● **TASK TO COMPLETE**: In the records below, find each line containing the word "country" and copy it.

= = = =

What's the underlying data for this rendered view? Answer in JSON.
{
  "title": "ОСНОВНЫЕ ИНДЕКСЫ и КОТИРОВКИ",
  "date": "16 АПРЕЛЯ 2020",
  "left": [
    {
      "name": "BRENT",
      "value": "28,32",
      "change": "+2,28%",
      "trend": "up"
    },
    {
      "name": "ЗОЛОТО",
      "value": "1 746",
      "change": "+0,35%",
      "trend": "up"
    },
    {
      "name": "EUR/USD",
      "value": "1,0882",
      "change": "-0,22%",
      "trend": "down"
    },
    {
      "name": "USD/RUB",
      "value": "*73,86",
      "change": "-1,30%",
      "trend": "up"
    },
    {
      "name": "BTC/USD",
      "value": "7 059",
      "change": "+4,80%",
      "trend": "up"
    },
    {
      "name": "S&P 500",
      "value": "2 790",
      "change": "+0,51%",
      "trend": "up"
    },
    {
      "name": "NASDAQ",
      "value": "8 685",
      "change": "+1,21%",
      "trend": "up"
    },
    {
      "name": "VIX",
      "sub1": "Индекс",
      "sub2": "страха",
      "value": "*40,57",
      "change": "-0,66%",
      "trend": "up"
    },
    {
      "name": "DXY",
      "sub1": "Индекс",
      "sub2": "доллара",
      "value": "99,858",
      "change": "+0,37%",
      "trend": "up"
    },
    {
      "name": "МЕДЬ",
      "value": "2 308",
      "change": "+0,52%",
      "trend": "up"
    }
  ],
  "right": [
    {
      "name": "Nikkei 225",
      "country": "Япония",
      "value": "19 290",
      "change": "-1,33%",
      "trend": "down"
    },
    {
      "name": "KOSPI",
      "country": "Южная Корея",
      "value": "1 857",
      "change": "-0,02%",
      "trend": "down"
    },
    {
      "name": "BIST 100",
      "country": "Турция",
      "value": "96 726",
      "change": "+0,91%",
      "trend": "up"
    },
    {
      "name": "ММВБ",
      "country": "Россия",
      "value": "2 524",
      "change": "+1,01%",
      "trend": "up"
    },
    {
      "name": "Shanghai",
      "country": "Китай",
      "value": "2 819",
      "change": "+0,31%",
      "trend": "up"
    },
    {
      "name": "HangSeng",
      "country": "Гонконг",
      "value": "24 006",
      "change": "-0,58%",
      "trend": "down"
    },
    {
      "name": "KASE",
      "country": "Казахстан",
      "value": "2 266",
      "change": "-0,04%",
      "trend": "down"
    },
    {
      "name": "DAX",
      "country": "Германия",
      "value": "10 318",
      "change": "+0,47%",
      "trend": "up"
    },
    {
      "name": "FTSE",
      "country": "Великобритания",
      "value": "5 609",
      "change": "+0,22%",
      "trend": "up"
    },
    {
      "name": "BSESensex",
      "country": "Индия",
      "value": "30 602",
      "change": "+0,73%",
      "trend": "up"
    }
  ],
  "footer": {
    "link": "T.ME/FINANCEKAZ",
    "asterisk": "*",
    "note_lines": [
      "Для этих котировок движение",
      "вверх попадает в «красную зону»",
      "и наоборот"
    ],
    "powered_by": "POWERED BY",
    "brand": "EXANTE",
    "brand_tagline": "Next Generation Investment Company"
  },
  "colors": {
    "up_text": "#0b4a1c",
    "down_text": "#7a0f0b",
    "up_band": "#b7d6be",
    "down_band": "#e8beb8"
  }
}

= = = =

● **REPLY**:
      "country": "Япония",
      "country": "Южная Корея",
      "country": "Турция",
      "country": "Россия",
      "country": "Китай",
      "country": "Гонконг",
      "country": "Казахстан",
      "country": "Германия",
      "country": "Великобритания",
      "country": "Индия",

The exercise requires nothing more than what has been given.